--- begin Extracted entries ---
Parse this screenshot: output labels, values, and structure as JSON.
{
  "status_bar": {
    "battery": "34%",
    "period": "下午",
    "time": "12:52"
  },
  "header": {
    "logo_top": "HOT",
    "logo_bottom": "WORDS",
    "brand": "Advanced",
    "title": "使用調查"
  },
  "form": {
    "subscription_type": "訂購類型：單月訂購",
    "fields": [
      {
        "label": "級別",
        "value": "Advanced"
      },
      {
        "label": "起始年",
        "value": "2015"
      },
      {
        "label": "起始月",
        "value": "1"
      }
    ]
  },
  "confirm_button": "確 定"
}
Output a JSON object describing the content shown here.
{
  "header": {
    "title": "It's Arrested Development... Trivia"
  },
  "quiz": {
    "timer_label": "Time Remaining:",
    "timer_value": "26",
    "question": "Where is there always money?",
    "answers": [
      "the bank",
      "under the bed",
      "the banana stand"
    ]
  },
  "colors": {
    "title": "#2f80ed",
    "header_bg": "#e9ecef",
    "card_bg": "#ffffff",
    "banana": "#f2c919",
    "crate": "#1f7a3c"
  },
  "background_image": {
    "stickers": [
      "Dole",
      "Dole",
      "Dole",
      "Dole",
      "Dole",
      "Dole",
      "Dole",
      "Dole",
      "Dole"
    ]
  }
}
--- end Extracted entries ---
▶ [Stated exercise]: Word for word, quote all of the data above.

▶ [Answer to the exercise]:
Parse this screenshot: output labels, values, and structure as JSON.
{
  "status_bar": {
    "battery": "34%",
    "period": "下午",
    "time": "12:52"
  },
  "header": {
    "logo_top": "HOT",
    "logo_bottom": "WORDS",
    "brand": "Advanced",
    "title": "使用調查"
  },
  "form": {
    "subscription_type": "訂購類型：單月訂購",
    "fields": [
      {
        "label": "級別",
        "value": "Advanced"
      },
      {
        "label": "起始年",
        "value": "2015"
      },
      {
        "label": "起始月",
        "value": "1"
      }
    ]
  },
  "confirm_button": "確 定"
}
Output a JSON object describing the content shown here.
{
  "header": {
    "title": "It's Arrested Development... Trivia"
  },
  "quiz": {
    "timer_label": "Time Remaining:",
    "timer_value": "26",
    "question": "Where is there always money?",
    "answers": [
      "the bank",
      "under the bed",
      "the banana stand"
    ]
  },
  "colors": {
    "title": "#2f80ed",
    "header_bg": "#e9ecef",
    "card_bg": "#ffffff",
    "banana": "#f2c919",
    "crate": "#1f7a3c"
  },
  "background_image": {
    "stickers": [
      "Dole",
      "Dole",
      "Dole",
      "Dole",
      "Dole",
      "Dole",
      "Dole",
      "Dole",
      "Dole"
    ]
  }
}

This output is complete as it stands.